**Directions**: Write the lines below out exactly, dropping each picture.

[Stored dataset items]
————————
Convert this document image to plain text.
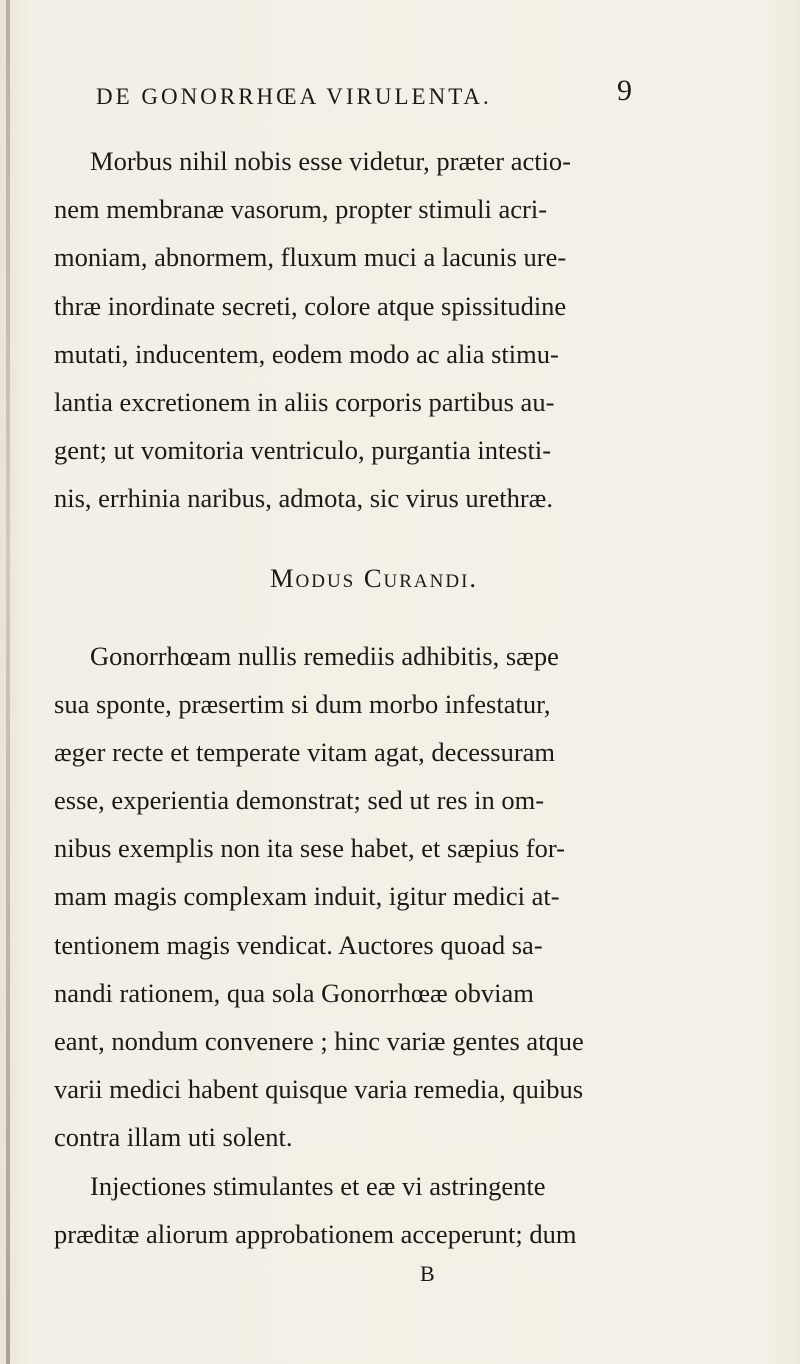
DE GONORRHŒA VIRULENTA.	9
Morbus nihil nobis esse videtur, præter actio-
nem membranæ vasorum, propter stimuli acri-
moniam, abnormem, fluxum muci a lacunis ure-
thræ inordinate secreti, colore atque spissitudine
mutati, inducentem, eodem modo ac alia stimu-
lantia excretionem in aliis corporis partibus au-
gent; ut vomitoria ventriculo, purgantia intesti-
nis, errhinia naribus, admota, sic virus urethræ.
Modus Curandi.
Gonorrhœam nullis remediis adhibitis, sæpe
sua sponte, præsertim si dum morbo infestatur,
æger recte et temperate vitam agat, decessuram
esse, experientia demonstrat; sed ut res in om-
nibus exemplis non ita sese habet, et sæpius for-
mam magis complexam induit, igitur medici at-
tentionem magis vendicat. Auctores quoad sa-
nandi rationem, qua sola Gonorrhœæ obviam
eant, nondum convenere ; hinc variæ gentes atque
varii medici habent quisque varia remedia, quibus
contra illam uti solent.
Injectiones stimulantes et eæ vi astringente
præditæ aliorum approbationem acceperunt; dum
B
————————
**Output for this exercise**:
Convert this document image to plain text.
DE GONORRHŒA VIRULENTA.	9
Morbus nihil nobis esse videtur, præter actio-
nem membranæ vasorum, propter stimuli acri-
moniam, abnormem, fluxum muci a lacunis ure-
thræ inordinate secreti, colore atque spissitudine
mutati, inducentem, eodem modo ac alia stimu-
lantia excretionem in aliis corporis partibus au-
gent; ut vomitoria ventriculo, purgantia intesti-
nis, errhinia naribus, admota, sic virus urethræ.
Modus Curandi.
Gonorrhœam nullis remediis adhibitis, sæpe
sua sponte, præsertim si dum morbo infestatur,
æger recte et temperate vitam agat, decessuram
esse, experientia demonstrat; sed ut res in om-
nibus exemplis non ita sese habet, et sæpius for-
mam magis complexam induit, igitur medici at-
tentionem magis vendicat. Auctores quoad sa-
nandi rationem, qua sola Gonorrhœæ obviam
eant, nondum convenere ; hinc variæ gentes atque
varii medici habent quisque varia remedia, quibus
contra illam uti solent.
Injectiones stimulantes et eæ vi astringente
præditæ aliorum approbationem acceperunt; dum
B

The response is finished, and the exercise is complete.